Records excerpted from a collection:
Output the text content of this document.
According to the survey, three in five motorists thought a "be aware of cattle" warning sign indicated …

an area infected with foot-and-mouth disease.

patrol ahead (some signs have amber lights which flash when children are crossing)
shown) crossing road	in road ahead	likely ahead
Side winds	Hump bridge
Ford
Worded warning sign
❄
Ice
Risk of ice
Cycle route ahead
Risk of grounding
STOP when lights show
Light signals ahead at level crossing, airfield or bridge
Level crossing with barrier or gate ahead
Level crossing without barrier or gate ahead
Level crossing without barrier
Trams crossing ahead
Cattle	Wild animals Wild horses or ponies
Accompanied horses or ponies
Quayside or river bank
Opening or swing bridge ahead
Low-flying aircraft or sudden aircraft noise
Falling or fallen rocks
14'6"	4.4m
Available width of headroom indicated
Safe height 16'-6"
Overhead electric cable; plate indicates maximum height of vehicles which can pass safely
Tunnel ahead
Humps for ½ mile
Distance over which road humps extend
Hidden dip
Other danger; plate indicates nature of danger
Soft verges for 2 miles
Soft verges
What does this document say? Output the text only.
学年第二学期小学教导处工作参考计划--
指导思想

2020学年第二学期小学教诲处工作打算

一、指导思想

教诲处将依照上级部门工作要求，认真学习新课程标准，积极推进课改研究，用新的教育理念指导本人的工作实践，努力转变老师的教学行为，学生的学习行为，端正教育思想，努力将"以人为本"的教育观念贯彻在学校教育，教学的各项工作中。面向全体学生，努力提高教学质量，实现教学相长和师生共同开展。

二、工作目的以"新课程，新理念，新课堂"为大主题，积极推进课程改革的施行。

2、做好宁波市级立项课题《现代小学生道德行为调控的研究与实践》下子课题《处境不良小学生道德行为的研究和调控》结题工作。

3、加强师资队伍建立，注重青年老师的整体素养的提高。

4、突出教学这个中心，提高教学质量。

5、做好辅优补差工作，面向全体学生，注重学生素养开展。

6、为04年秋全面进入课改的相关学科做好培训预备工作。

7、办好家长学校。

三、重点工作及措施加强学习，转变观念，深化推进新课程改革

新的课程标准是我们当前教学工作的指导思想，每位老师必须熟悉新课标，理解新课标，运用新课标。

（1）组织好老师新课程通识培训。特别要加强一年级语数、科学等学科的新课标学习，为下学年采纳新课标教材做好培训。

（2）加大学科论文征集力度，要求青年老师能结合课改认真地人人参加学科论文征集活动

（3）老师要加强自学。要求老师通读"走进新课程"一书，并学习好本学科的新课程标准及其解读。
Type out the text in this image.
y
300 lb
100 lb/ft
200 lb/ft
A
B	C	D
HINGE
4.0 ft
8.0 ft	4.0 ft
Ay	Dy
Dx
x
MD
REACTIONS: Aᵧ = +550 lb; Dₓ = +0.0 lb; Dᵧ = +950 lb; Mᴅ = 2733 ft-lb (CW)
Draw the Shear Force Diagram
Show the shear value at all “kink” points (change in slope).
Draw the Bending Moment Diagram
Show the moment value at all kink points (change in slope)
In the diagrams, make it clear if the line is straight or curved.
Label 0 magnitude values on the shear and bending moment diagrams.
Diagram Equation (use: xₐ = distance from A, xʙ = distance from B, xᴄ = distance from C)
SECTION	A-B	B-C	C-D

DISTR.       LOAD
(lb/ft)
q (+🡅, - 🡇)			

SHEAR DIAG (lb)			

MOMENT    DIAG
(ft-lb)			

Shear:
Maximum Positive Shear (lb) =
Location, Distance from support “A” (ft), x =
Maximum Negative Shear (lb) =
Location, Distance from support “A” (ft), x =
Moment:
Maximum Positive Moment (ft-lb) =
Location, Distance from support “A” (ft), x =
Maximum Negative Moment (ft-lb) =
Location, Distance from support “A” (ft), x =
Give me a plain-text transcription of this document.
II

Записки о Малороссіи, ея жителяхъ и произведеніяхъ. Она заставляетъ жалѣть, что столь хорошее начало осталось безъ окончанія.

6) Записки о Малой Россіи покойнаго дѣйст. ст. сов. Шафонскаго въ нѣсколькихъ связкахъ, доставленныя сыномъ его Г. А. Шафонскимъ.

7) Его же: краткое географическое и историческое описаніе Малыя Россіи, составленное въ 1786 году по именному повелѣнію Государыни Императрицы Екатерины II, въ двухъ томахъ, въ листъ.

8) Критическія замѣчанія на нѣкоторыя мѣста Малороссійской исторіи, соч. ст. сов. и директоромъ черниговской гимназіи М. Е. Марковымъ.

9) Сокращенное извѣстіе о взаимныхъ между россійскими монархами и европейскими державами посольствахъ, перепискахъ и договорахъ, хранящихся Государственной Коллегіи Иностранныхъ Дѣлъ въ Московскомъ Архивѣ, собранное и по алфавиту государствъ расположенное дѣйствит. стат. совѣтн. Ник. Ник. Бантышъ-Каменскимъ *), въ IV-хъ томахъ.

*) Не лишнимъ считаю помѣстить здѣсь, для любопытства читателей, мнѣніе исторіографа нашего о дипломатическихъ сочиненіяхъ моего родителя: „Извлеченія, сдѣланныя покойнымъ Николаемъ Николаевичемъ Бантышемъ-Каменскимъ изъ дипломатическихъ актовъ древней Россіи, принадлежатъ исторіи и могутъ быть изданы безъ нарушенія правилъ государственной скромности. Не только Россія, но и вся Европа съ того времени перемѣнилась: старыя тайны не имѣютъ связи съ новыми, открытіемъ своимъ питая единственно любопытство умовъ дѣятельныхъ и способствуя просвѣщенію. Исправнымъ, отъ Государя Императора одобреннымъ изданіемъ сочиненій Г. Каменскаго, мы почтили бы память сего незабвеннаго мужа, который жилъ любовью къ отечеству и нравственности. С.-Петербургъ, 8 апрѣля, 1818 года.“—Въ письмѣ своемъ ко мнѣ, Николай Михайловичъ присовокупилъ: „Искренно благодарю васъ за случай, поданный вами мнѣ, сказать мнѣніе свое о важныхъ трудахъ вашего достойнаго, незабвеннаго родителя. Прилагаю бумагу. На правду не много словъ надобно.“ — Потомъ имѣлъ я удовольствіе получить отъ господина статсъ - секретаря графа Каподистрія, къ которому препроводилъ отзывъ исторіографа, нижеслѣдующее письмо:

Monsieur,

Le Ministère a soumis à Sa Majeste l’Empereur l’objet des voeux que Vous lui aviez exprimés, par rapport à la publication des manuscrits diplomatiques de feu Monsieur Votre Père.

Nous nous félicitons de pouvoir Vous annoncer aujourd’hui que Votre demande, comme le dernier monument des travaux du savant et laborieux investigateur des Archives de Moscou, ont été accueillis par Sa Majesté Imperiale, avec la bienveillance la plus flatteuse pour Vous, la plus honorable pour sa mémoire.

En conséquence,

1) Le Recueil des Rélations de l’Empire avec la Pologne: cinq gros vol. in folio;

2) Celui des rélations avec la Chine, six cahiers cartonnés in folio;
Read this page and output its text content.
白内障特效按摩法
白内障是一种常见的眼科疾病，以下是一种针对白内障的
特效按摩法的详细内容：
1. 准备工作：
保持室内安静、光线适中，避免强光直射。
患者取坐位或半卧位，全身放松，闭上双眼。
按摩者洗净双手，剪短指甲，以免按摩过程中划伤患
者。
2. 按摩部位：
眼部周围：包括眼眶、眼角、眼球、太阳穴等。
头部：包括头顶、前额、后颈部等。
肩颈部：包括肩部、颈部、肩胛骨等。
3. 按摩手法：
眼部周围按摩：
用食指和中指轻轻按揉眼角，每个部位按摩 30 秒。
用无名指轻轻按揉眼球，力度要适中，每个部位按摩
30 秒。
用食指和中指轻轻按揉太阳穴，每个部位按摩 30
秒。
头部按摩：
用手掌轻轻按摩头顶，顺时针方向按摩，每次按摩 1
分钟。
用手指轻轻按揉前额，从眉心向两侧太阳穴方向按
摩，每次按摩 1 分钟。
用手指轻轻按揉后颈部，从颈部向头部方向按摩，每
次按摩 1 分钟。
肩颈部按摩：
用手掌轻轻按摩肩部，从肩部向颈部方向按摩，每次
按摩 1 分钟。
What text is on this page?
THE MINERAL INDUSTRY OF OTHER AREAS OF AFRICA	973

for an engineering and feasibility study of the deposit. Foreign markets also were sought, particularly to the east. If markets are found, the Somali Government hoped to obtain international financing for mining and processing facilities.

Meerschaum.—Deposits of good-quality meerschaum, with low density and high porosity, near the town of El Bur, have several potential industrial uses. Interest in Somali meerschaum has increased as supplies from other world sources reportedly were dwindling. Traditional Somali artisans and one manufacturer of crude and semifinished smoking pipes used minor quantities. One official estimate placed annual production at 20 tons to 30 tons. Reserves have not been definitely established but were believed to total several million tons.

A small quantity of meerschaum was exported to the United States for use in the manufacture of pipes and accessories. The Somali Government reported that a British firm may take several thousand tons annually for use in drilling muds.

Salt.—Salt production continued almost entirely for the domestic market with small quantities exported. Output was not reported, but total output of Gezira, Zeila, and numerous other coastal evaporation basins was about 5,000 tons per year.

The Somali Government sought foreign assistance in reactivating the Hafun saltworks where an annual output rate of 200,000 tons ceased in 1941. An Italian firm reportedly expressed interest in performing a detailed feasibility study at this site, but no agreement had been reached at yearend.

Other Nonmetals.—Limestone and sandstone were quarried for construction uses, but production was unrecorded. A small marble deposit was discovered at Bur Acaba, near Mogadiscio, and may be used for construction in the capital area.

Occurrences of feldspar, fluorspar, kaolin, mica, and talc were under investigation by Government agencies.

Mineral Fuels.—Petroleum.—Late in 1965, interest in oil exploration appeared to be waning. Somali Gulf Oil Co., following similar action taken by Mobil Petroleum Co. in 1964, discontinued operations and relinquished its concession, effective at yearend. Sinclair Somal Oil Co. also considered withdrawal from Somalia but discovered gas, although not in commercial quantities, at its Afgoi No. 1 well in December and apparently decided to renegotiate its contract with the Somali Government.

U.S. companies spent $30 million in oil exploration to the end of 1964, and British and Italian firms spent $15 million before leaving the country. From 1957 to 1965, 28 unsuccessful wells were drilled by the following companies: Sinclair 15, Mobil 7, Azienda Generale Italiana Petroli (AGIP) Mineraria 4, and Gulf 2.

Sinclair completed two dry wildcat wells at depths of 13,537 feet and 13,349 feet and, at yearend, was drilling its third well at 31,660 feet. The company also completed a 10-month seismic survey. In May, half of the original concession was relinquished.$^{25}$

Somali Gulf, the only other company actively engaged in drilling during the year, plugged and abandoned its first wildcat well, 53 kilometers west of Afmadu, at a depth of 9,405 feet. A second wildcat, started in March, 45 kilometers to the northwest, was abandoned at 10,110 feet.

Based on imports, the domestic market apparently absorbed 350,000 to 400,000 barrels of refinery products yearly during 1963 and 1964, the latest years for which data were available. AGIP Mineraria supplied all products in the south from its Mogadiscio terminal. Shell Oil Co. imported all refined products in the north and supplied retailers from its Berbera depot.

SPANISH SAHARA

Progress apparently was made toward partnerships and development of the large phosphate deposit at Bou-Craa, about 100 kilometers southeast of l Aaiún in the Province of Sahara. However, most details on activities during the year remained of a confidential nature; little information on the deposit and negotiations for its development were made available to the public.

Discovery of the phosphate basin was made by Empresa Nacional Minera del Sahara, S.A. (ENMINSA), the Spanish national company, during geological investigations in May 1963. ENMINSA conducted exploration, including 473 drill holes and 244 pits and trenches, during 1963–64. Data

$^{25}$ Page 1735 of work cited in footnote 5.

WHAT IS BEING ASKED ▸ Each line with the string "road" in it needs to be found and copied.

EXERCISE OUTPUT ▸
shown) crossing road	in road ahead	likely ahead
Distance over which road humps extend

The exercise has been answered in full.